Print out the material that follows word for word.

[Stored records]
-------------------------

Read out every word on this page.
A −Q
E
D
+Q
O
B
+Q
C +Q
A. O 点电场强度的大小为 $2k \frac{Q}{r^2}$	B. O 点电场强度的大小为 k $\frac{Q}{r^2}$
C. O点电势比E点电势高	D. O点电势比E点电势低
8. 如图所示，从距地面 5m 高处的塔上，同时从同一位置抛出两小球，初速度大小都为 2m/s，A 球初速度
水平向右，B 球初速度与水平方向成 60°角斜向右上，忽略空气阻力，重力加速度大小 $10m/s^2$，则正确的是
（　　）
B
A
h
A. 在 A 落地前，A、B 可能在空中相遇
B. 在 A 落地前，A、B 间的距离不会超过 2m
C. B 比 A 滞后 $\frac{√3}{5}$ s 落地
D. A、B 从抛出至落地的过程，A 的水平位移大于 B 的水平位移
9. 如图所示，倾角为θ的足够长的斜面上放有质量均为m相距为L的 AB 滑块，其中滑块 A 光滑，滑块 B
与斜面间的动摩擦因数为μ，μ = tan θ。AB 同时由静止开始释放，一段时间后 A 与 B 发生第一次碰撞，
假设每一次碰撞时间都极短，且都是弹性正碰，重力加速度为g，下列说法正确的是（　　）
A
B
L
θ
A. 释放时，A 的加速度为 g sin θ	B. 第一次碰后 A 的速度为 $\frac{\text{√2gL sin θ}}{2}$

-------------------------

▶ **Response to the exercise**
Read out every word on this page.
A −Q
E
D
+Q
O
B
+Q
C +Q
A. O 点电场强度的大小为 $2k \frac{Q}{r^2}$	B. O 点电场强度的大小为 k $\frac{Q}{r^2}$
C. O点电势比E点电势高	D. O点电势比E点电势低
8. 如图所示，从距地面 5m 高处的塔上，同时从同一位置抛出两小球，初速度大小都为 2m/s，A 球初速度
水平向右，B 球初速度与水平方向成 60°角斜向右上，忽略空气阻力，重力加速度大小 $10m/s^2$，则正确的是
（　　）
B
A
h
A. 在 A 落地前，A、B 可能在空中相遇
B. 在 A 落地前，A、B 间的距离不会超过 2m
C. B 比 A 滞后 $\frac{√3}{5}$ s 落地
D. A、B 从抛出至落地的过程，A 的水平位移大于 B 的水平位移
9. 如图所示，倾角为θ的足够长的斜面上放有质量均为m相距为L的 AB 滑块，其中滑块 A 光滑，滑块 B
与斜面间的动摩擦因数为μ，μ = tan θ。AB 同时由静止开始释放，一段时间后 A 与 B 发生第一次碰撞，
假设每一次碰撞时间都极短，且都是弹性正碰，重力加速度为g，下列说法正确的是（　　）
A
B
L
θ
A. 释放时，A 的加速度为 g sin θ	B. 第一次碰后 A 的速度为 $\frac{\text{√2gL sin θ}}{2}$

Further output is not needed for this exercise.